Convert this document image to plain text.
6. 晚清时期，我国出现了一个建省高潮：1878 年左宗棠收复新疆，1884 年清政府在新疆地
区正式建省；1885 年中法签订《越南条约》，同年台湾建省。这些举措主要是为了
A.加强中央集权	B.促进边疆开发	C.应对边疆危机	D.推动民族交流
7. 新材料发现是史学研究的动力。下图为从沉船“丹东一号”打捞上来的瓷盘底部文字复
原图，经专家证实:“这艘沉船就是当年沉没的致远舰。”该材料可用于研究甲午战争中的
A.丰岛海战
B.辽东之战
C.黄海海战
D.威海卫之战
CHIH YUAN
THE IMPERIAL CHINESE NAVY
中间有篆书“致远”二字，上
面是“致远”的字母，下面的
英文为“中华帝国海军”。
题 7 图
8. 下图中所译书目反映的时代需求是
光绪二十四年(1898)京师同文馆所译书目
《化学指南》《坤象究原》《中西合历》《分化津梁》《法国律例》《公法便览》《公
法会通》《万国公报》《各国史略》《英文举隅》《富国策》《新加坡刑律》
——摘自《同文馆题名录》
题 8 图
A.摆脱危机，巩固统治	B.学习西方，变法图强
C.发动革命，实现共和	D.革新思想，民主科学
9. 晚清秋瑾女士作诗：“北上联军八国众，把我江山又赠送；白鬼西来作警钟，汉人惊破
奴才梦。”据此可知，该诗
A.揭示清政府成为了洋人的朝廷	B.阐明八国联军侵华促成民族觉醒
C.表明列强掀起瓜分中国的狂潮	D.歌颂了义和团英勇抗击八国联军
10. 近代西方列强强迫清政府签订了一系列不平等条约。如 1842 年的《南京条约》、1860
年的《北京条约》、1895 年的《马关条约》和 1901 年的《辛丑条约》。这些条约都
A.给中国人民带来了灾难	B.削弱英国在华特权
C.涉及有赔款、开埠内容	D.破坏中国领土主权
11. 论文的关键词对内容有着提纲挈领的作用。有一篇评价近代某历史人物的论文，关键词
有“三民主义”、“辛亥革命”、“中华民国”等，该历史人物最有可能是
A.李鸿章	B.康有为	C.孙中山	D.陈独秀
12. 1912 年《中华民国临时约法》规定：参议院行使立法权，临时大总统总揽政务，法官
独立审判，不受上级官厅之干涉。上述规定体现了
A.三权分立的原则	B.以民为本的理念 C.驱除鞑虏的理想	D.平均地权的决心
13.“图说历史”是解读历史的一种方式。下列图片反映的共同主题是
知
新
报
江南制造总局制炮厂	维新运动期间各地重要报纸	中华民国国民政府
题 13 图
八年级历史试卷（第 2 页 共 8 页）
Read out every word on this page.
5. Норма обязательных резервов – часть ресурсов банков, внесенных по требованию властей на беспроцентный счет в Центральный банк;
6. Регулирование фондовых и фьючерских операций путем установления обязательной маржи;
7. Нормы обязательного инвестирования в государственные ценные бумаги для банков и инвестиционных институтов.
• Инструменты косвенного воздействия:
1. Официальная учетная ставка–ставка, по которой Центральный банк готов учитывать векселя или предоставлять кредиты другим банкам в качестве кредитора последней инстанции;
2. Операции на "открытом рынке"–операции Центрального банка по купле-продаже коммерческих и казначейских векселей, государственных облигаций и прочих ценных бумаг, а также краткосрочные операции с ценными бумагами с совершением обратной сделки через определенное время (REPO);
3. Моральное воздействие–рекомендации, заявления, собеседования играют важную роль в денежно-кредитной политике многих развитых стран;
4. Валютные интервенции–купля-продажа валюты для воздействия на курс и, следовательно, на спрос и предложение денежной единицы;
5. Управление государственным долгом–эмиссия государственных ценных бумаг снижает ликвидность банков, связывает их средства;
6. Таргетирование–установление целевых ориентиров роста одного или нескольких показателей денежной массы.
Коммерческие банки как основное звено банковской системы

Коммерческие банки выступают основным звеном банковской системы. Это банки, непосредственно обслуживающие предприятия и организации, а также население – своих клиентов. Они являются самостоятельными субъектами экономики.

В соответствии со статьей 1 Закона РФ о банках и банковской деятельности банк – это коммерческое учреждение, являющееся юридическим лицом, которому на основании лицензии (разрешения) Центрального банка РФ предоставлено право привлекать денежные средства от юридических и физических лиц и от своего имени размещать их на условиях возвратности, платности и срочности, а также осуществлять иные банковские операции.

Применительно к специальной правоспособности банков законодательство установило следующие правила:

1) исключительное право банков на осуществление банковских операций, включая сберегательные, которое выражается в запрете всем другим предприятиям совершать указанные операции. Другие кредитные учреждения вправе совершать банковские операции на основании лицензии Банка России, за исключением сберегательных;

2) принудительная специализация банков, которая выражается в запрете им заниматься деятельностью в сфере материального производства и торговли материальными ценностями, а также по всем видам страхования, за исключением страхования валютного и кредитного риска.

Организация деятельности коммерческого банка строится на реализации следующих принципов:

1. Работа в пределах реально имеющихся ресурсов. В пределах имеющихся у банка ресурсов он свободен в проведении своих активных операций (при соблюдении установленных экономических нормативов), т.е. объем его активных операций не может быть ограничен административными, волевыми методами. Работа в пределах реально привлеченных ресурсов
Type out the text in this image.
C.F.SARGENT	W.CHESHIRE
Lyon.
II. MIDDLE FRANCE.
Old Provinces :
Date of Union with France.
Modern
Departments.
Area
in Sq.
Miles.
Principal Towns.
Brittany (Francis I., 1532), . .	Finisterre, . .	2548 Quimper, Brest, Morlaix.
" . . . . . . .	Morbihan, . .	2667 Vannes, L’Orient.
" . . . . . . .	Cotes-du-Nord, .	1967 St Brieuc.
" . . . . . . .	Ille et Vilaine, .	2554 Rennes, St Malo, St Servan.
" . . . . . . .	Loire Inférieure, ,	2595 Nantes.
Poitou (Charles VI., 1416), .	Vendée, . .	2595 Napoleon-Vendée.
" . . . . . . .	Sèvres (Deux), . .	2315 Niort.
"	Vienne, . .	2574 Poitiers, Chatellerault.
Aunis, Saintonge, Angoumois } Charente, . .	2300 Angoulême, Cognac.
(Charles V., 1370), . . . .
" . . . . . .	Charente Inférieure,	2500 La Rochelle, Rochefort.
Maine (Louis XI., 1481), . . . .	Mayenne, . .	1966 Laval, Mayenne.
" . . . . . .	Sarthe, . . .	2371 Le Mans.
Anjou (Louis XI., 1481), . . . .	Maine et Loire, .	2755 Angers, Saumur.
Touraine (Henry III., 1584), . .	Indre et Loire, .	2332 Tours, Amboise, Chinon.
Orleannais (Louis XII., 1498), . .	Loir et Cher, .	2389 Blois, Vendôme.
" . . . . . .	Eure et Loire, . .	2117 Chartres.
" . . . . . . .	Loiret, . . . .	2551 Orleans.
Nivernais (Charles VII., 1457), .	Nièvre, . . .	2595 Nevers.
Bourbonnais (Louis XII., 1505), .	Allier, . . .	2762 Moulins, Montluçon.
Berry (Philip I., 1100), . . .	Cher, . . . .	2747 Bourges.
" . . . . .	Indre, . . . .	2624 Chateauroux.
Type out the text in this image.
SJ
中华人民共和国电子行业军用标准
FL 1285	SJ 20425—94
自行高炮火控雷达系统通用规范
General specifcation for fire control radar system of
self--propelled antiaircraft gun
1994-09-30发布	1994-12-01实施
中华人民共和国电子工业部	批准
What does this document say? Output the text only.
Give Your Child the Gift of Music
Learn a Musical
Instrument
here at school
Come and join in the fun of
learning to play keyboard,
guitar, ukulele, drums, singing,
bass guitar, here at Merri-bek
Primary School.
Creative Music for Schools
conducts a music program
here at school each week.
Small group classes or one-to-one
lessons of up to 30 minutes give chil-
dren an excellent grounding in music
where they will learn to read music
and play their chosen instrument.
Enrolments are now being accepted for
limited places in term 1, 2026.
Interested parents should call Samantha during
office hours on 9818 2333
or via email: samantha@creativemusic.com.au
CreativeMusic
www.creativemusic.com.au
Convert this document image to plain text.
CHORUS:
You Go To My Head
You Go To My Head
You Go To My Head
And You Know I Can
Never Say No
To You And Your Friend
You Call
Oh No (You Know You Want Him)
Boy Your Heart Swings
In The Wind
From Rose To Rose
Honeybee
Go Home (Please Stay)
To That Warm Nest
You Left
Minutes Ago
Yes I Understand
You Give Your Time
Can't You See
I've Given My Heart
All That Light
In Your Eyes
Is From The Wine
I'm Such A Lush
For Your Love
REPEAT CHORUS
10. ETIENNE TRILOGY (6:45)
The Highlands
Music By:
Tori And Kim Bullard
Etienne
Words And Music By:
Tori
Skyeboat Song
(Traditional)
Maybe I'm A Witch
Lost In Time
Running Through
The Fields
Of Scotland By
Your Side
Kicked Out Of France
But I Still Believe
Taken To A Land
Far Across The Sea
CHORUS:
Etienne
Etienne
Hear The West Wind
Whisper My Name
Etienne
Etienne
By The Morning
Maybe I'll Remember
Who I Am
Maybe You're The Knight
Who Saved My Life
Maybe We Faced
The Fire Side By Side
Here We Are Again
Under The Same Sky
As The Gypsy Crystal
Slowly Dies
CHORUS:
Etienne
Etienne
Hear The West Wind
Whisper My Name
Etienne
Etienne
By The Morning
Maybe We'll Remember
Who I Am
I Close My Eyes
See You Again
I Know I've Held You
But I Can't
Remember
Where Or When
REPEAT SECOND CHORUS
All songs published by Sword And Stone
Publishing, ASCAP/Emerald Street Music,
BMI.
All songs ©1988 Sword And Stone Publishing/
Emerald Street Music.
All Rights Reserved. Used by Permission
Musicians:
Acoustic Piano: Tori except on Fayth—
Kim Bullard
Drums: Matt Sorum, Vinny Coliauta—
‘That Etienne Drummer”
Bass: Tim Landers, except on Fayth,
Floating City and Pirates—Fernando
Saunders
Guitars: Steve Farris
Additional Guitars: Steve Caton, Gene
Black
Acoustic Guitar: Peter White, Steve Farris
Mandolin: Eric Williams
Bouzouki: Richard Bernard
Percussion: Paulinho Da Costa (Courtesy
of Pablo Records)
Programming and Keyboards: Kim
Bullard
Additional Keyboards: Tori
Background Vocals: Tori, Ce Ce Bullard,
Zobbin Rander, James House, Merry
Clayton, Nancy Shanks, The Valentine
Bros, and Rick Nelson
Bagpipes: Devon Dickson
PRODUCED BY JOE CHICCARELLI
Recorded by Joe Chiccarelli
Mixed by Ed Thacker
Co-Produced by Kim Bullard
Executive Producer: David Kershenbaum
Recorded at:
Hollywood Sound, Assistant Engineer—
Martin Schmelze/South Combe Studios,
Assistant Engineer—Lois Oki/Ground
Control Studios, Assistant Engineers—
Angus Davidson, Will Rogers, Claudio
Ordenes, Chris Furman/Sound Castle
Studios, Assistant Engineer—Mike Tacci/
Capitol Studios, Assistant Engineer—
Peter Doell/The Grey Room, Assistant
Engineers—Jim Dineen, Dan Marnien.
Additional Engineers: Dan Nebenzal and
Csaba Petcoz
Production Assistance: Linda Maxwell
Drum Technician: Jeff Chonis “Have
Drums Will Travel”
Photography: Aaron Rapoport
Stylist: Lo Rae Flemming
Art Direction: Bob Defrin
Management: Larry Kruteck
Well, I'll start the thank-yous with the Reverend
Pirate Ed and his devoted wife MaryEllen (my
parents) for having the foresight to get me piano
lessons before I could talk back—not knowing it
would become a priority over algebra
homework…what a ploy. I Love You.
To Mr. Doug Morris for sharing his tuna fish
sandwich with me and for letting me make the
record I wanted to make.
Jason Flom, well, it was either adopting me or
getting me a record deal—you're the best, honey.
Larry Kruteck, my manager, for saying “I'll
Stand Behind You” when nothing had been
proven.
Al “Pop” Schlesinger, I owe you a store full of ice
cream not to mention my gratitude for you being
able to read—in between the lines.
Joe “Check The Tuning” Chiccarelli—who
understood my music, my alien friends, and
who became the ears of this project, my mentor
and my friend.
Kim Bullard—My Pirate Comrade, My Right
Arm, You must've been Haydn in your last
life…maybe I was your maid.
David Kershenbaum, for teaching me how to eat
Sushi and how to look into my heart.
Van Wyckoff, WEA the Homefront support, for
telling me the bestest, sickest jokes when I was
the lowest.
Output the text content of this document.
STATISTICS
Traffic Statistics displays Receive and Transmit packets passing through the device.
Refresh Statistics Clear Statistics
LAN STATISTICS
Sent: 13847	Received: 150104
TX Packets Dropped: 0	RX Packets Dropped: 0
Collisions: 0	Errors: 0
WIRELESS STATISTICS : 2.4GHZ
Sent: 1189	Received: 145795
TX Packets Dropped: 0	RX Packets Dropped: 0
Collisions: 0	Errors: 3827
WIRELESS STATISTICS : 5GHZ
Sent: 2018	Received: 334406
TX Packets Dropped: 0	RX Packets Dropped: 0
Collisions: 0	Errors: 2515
■ ■ ■
● **Set exercise**
Only the lines from the one containing "Output the text content of this document." through the end of the material should be reproduced, exactly, with both ends included.

● **Solution to this problem**
Output the text content of this document.
STATISTICS
Traffic Statistics displays Receive and Transmit packets passing through the device.
Refresh Statistics Clear Statistics
LAN STATISTICS
Sent: 13847	Received: 150104
TX Packets Dropped: 0	RX Packets Dropped: 0
Collisions: 0	Errors: 0
WIRELESS STATISTICS : 2.4GHZ
Sent: 1189	Received: 145795
TX Packets Dropped: 0	RX Packets Dropped: 0
Collisions: 0	Errors: 3827
WIRELESS STATISTICS : 5GHZ
Sent: 2018	Received: 334406
TX Packets Dropped: 0	RX Packets Dropped: 0
Collisions: 0	Errors: 2515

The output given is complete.